**Description of the task**
Below, find each line holding "papers" and state how many there are, using the number alone.

**Extracted records**
+ + + +
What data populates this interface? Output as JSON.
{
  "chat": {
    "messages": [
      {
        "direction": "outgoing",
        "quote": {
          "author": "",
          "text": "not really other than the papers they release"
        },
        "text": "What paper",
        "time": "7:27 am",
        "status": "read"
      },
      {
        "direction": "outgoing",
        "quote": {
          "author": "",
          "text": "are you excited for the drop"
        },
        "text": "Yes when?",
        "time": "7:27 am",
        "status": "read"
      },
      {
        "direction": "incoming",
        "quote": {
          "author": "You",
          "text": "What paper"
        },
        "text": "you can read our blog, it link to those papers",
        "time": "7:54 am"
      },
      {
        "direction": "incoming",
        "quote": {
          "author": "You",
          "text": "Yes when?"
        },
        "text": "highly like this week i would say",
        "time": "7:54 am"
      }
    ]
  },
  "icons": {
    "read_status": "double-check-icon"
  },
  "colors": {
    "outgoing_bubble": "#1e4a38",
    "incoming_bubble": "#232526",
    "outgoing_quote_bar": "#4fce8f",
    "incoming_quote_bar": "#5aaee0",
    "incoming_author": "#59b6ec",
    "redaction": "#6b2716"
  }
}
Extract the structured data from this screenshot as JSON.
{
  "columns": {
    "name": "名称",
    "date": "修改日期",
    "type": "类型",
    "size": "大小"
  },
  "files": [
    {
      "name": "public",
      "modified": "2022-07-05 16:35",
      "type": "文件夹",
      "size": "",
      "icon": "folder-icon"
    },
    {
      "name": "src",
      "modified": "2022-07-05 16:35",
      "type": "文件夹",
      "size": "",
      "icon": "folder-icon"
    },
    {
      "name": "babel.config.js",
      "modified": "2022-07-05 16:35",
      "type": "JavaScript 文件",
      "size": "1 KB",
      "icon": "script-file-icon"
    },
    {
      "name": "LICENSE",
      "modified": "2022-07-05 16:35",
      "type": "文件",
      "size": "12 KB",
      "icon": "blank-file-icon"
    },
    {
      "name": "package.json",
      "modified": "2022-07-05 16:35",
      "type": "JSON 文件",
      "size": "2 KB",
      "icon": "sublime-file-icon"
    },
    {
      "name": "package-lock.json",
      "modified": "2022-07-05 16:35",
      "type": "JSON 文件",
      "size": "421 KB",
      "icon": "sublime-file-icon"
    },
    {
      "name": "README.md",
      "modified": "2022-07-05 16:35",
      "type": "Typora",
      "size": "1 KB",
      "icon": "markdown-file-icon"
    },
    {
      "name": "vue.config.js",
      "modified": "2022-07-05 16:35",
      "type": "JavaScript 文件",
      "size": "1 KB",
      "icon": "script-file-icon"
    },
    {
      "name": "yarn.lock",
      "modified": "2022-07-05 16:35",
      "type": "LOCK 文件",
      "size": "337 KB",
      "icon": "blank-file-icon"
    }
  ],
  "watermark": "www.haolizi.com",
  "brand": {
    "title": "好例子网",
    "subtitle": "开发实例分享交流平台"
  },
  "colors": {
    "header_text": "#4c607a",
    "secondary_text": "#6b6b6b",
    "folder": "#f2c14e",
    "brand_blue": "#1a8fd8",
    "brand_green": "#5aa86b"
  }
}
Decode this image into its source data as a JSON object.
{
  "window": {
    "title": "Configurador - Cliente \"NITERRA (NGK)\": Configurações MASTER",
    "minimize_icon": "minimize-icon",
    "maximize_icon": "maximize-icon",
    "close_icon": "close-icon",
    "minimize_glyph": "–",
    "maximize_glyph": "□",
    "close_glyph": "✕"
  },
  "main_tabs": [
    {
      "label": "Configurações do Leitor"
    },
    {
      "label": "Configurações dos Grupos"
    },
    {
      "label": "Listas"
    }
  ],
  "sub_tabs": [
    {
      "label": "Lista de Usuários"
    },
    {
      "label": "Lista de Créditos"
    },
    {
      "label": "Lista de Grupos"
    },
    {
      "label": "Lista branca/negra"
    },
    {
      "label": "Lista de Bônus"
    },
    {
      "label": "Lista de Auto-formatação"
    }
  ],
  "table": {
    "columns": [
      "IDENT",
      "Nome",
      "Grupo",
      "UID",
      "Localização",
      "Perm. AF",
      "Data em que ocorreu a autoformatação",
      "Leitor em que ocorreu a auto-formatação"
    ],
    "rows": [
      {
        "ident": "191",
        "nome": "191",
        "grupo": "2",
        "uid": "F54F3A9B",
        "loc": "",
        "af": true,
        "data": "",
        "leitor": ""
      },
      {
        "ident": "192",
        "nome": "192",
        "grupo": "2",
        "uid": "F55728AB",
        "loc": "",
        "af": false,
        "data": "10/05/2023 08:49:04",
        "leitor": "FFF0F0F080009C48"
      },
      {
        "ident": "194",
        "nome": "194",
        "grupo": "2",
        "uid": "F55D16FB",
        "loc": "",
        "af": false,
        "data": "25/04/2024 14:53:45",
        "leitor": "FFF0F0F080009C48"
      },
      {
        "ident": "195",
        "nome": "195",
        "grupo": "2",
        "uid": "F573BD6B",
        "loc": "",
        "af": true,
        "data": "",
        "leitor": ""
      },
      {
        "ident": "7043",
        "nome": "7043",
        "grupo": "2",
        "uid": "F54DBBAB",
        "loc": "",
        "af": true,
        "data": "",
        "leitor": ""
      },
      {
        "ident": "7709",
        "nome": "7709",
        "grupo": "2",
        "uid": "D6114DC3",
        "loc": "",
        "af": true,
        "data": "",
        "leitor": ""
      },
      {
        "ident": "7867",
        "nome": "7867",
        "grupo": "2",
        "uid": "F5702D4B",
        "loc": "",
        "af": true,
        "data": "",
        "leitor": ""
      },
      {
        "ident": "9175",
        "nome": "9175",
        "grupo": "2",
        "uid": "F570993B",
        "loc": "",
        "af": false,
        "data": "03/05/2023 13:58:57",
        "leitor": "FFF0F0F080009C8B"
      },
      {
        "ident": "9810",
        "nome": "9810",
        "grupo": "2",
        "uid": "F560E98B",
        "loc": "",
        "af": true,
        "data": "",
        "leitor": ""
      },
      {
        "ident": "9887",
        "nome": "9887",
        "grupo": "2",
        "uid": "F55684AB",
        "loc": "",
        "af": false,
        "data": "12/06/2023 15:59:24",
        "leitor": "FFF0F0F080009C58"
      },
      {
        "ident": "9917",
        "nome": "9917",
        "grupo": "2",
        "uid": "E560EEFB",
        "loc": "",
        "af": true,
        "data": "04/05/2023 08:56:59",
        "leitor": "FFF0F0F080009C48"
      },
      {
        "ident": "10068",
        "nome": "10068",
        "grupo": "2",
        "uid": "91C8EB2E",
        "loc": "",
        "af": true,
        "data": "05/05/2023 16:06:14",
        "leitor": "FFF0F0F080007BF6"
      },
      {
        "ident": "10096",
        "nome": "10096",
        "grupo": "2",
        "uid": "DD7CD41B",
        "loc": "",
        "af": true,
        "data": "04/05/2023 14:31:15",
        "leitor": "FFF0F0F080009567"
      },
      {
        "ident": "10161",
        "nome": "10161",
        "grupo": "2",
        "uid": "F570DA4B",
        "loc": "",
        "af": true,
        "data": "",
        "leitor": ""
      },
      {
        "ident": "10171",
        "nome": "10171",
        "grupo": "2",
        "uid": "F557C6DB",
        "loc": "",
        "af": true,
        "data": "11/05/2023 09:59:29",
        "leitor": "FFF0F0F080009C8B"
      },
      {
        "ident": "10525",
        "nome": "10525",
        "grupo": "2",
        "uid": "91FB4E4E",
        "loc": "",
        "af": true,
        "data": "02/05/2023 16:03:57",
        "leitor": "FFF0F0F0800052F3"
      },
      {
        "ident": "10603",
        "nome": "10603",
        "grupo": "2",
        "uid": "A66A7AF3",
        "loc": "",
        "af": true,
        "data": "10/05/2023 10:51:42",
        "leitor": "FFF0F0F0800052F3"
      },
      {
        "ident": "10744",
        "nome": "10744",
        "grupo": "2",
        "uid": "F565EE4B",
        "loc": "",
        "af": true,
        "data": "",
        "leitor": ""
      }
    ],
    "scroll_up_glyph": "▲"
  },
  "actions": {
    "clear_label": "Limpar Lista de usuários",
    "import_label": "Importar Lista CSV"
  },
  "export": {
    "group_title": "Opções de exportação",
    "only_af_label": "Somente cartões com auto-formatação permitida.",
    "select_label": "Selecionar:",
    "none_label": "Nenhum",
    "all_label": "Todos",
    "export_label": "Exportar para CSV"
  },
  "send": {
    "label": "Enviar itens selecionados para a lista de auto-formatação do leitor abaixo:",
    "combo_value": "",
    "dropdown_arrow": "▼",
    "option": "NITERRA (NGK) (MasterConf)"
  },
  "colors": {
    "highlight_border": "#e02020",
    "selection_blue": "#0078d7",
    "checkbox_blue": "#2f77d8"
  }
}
+ + + +
**Output of the task**
2